### Problem description
Find each line below that includes "title", then copy it.

[Collected data entries]
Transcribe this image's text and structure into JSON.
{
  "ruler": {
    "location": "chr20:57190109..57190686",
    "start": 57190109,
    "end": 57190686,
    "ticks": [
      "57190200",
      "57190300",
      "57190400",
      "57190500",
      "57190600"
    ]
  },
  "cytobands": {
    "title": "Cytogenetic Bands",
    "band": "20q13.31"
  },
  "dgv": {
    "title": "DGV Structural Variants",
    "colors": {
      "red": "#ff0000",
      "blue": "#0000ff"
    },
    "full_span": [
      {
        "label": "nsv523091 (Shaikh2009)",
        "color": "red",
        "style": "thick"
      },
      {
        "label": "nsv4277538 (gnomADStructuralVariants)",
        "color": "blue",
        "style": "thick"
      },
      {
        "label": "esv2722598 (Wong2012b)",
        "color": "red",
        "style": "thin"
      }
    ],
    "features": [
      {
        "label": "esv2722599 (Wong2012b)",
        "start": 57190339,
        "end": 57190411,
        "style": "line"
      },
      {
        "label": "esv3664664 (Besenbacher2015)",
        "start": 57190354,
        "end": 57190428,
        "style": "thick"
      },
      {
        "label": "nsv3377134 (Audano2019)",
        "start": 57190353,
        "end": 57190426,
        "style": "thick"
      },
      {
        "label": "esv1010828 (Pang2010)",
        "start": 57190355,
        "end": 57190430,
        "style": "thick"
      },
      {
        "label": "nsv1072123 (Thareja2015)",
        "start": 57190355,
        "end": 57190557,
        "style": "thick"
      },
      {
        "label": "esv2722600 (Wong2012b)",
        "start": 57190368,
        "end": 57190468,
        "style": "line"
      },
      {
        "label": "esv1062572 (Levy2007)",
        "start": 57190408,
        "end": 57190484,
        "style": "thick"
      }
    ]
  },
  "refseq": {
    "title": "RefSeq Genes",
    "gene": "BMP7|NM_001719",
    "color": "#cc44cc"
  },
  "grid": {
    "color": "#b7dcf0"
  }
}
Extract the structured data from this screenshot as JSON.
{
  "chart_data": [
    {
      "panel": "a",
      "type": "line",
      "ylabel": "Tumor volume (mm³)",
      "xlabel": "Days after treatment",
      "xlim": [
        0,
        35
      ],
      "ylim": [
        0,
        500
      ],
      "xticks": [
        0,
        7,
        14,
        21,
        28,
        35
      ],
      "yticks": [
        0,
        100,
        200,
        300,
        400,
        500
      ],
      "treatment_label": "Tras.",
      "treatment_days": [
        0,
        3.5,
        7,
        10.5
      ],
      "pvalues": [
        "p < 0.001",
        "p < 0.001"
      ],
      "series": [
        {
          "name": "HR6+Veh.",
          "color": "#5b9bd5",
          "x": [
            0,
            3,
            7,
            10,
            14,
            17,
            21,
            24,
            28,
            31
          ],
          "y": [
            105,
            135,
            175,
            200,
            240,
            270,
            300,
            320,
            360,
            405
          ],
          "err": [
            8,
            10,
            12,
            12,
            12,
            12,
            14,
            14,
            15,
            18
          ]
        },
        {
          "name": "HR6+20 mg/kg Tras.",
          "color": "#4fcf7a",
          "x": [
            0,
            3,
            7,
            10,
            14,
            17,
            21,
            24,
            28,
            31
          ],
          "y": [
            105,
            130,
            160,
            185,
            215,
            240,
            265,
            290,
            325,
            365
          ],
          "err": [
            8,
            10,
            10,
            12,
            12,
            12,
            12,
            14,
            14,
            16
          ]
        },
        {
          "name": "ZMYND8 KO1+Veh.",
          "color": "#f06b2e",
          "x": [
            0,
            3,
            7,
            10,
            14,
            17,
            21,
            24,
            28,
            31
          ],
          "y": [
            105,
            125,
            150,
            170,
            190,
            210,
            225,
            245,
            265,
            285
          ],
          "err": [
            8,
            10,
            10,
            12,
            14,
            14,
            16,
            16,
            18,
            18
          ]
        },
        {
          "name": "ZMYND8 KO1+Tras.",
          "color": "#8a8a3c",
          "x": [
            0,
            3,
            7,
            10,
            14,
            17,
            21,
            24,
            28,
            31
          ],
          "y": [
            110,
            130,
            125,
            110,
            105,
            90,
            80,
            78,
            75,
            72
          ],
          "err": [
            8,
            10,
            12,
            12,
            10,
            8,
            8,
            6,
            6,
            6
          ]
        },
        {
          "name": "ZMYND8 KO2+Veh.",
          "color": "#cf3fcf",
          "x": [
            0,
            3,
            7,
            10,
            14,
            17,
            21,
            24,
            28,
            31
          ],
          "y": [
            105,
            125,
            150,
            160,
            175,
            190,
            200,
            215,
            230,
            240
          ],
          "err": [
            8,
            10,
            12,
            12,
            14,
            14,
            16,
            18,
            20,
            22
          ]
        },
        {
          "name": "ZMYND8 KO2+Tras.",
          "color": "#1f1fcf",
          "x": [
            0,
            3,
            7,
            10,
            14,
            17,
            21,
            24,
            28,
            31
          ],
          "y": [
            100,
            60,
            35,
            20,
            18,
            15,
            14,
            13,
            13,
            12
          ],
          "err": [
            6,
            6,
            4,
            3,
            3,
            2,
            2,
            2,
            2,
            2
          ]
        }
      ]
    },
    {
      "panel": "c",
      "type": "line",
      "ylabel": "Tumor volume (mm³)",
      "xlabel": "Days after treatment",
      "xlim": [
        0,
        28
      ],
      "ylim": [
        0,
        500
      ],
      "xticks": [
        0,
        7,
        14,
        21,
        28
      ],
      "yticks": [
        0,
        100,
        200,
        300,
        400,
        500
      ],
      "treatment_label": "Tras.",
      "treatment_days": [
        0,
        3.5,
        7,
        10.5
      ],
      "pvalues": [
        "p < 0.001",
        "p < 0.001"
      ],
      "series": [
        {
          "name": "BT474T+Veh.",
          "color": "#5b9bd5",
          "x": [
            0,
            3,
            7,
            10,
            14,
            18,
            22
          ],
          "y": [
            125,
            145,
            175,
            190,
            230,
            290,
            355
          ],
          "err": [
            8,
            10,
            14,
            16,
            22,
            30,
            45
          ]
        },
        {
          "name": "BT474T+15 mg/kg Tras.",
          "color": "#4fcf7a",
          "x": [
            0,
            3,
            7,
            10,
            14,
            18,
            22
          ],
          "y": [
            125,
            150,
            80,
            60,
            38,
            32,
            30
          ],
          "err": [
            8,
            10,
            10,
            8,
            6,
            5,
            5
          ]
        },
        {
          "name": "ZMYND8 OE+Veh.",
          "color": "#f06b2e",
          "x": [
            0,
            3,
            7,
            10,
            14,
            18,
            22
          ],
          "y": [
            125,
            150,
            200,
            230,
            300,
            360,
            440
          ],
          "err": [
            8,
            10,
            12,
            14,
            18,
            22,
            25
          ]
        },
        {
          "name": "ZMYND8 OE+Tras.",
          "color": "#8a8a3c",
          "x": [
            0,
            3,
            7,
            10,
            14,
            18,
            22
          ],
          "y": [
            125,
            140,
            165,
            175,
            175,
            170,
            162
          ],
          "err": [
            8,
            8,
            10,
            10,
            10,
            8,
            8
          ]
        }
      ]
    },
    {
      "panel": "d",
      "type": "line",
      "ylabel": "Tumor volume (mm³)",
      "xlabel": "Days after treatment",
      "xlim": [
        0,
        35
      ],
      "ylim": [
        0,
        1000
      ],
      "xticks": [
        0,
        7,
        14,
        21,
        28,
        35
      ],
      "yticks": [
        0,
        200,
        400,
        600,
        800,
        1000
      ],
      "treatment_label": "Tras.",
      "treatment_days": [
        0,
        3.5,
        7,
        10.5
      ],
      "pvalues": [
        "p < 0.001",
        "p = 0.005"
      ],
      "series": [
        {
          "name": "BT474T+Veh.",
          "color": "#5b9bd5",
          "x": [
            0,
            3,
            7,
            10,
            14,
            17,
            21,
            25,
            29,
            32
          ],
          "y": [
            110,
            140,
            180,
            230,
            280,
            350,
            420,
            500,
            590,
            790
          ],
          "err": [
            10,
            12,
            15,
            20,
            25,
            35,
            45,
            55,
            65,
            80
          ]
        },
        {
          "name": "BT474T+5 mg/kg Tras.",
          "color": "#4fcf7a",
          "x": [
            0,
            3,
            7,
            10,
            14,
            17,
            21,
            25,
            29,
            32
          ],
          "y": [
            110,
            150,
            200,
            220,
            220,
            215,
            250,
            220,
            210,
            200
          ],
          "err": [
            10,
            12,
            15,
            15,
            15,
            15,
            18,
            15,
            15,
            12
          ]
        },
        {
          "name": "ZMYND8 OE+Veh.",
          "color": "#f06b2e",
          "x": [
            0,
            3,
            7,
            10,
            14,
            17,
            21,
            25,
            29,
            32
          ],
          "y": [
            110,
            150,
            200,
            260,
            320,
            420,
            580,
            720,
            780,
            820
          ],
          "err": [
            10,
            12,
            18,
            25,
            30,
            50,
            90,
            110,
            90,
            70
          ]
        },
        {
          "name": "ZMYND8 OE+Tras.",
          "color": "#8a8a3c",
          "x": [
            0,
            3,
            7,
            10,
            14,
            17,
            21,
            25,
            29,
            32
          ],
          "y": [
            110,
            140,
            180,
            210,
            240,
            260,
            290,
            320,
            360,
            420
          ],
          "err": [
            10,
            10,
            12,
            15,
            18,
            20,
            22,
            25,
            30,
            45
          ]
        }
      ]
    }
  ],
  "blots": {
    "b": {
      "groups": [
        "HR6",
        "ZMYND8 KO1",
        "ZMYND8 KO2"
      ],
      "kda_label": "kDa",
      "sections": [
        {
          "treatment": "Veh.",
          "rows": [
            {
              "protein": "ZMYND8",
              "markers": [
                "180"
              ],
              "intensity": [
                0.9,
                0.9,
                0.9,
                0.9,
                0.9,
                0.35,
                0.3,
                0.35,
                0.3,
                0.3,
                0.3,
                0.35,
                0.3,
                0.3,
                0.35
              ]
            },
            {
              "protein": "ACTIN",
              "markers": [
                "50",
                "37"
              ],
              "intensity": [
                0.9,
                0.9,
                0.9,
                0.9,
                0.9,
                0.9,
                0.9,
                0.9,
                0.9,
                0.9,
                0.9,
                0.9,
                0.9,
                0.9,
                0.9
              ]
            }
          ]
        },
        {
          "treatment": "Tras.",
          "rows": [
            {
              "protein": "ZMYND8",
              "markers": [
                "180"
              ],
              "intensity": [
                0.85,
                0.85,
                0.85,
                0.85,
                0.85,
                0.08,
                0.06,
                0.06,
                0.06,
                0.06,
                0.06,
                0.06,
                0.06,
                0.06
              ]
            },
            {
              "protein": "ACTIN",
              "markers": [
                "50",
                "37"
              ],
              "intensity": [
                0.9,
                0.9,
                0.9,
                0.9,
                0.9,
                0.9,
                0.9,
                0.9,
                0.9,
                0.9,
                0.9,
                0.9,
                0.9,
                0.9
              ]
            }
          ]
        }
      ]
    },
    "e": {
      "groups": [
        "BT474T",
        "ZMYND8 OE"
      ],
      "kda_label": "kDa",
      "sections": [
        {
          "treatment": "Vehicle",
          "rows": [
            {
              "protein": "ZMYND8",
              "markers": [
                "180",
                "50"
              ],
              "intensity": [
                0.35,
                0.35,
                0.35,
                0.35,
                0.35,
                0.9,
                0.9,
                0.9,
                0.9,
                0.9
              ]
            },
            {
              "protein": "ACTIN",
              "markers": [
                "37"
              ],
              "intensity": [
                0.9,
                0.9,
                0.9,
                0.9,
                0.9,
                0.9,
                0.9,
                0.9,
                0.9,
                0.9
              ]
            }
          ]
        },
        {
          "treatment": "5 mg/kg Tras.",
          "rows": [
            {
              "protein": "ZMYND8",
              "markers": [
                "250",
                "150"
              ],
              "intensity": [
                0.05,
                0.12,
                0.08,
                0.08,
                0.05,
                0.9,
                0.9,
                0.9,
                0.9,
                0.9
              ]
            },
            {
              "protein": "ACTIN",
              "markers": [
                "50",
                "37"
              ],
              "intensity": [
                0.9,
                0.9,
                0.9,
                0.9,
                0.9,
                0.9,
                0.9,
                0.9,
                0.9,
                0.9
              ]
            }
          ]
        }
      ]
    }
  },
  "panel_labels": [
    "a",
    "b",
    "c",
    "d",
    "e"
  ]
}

### Result of this task
    "title": "Cytogenetic Bands",
    "title": "DGV Structural Variants",
    "title": "RefSeq Genes",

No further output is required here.